• _SUPPLIED RECORDS_:

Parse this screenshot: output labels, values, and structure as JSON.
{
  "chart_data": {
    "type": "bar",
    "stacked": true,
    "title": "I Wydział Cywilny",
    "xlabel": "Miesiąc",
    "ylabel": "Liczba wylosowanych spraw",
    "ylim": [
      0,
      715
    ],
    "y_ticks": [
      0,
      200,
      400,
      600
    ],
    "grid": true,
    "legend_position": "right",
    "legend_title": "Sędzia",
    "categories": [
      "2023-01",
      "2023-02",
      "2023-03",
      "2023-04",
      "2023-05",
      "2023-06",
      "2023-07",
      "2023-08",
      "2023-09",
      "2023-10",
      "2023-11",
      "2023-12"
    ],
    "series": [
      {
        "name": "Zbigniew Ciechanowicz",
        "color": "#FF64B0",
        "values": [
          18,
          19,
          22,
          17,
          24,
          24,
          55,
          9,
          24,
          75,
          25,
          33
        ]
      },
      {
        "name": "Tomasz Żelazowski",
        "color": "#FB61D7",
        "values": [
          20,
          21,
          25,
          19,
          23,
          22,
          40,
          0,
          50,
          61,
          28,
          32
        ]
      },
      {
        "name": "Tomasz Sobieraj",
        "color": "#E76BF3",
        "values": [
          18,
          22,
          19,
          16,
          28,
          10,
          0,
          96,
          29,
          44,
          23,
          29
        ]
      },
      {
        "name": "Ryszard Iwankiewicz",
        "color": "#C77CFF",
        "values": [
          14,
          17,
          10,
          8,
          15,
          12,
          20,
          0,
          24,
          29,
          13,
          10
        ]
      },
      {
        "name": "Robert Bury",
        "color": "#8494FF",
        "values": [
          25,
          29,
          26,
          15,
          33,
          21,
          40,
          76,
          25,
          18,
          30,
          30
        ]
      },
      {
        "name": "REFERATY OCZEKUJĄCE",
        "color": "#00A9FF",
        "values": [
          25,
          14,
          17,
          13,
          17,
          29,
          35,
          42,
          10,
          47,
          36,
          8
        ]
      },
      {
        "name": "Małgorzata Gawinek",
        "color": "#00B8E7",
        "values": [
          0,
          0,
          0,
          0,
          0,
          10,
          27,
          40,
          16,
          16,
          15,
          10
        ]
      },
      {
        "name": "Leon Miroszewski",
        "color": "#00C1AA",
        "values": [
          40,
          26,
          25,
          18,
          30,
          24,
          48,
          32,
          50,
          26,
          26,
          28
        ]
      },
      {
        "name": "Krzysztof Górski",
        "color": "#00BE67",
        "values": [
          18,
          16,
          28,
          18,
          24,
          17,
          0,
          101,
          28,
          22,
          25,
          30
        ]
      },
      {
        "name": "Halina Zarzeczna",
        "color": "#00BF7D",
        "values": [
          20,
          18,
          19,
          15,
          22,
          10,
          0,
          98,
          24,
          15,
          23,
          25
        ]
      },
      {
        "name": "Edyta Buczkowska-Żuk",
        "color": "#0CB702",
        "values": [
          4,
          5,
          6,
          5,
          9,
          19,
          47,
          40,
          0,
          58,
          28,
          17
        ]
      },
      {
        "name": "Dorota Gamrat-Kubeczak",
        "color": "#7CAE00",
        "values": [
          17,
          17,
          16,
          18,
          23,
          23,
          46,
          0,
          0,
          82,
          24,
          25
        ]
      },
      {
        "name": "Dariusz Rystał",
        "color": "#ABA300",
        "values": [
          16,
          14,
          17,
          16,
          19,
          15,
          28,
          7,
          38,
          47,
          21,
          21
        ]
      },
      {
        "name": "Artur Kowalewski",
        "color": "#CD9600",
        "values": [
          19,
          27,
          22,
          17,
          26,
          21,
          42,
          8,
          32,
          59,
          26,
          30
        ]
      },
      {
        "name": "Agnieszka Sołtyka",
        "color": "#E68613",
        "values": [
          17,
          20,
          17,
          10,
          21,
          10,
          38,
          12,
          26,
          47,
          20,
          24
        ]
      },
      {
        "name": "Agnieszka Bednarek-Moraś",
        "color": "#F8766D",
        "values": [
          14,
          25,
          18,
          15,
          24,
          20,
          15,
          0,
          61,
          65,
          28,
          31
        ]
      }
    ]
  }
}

• _TASK REQUIREMENTS_: Copy out the full material exactly as it appears.

• _SOLUTION TO THIS EXERCISE_:
Parse this screenshot: output labels, values, and structure as JSON.
{
  "chart_data": {
    "type": "bar",
    "stacked": true,
    "title": "I Wydział Cywilny",
    "xlabel": "Miesiąc",
    "ylabel": "Liczba wylosowanych spraw",
    "ylim": [
      0,
      715
    ],
    "y_ticks": [
      0,
      200,
      400,
      600
    ],
    "grid": true,
    "legend_position": "right",
    "legend_title": "Sędzia",
    "categories": [
      "2023-01",
      "2023-02",
      "2023-03",
      "2023-04",
      "2023-05",
      "2023-06",
      "2023-07",
      "2023-08",
      "2023-09",
      "2023-10",
      "2023-11",
      "2023-12"
    ],
    "series": [
      {
        "name": "Zbigniew Ciechanowicz",
        "color": "#FF64B0",
        "values": [
          18,
          19,
          22,
          17,
          24,
          24,
          55,
          9,
          24,
          75,
          25,
          33
        ]
      },
      {
        "name": "Tomasz Żelazowski",
        "color": "#FB61D7",
        "values": [
          20,
          21,
          25,
          19,
          23,
          22,
          40,
          0,
          50,
          61,
          28,
          32
        ]
      },
      {
        "name": "Tomasz Sobieraj",
        "color": "#E76BF3",
        "values": [
          18,
          22,
          19,
          16,
          28,
          10,
          0,
          96,
          29,
          44,
          23,
          29
        ]
      },
      {
        "name": "Ryszard Iwankiewicz",
        "color": "#C77CFF",
        "values": [
          14,
          17,
          10,
          8,
          15,
          12,
          20,
          0,
          24,
          29,
          13,
          10
        ]
      },
      {
        "name": "Robert Bury",
        "color": "#8494FF",
        "values": [
          25,
          29,
          26,
          15,
          33,
          21,
          40,
          76,
          25,
          18,
          30,
          30
        ]
      },
      {
        "name": "REFERATY OCZEKUJĄCE",
        "color": "#00A9FF",
        "values": [
          25,
          14,
          17,
          13,
          17,
          29,
          35,
          42,
          10,
          47,
          36,
          8
        ]
      },
      {
        "name": "Małgorzata Gawinek",
        "color": "#00B8E7",
        "values": [
          0,
          0,
          0,
          0,
          0,
          10,
          27,
          40,
          16,
          16,
          15,
          10
        ]
      },
      {
        "name": "Leon Miroszewski",
        "color": "#00C1AA",
        "values": [
          40,
          26,
          25,
          18,
          30,
          24,
          48,
          32,
          50,
          26,
          26,
          28
        ]
      },
      {
        "name": "Krzysztof Górski",
        "color": "#00BE67",
        "values": [
          18,
          16,
          28,
          18,
          24,
          17,
          0,
          101,
          28,
          22,
          25,
          30
        ]
      },
      {
        "name": "Halina Zarzeczna",
        "color": "#00BF7D",
        "values": [
          20,
          18,
          19,
          15,
          22,
          10,
          0,
          98,
          24,
          15,
          23,
          25
        ]
      },
      {
        "name": "Edyta Buczkowska-Żuk",
        "color": "#0CB702",
        "values": [
          4,
          5,
          6,
          5,
          9,
          19,
          47,
          40,
          0,
          58,
          28,
          17
        ]
      },
      {
        "name": "Dorota Gamrat-Kubeczak",
        "color": "#7CAE00",
        "values": [
          17,
          17,
          16,
          18,
          23,
          23,
          46,
          0,
          0,
          82,
          24,
          25
        ]
      },
      {
        "name": "Dariusz Rystał",
        "color": "#ABA300",
        "values": [
          16,
          14,
          17,
          16,
          19,
          15,
          28,
          7,
          38,
          47,
          21,
          21
        ]
      },
      {
        "name": "Artur Kowalewski",
        "color": "#CD9600",
        "values": [
          19,
          27,
          22,
          17,
          26,
          21,
          42,
          8,
          32,
          59,
          26,
          30
        ]
      },
      {
        "name": "Agnieszka Sołtyka",
        "color": "#E68613",
        "values": [
          17,
          20,
          17,
          10,
          21,
          10,
          38,
          12,
          26,
          47,
          20,
          24
        ]
      },
      {
        "name": "Agnieszka Bednarek-Moraś",
        "color": "#F8766D",
        "values": [
          14,
          25,
          18,
          15,
          24,
          20,
          15,
          0,
          61,
          65,
          28,
          31
        ]
      }
    ]
  }
}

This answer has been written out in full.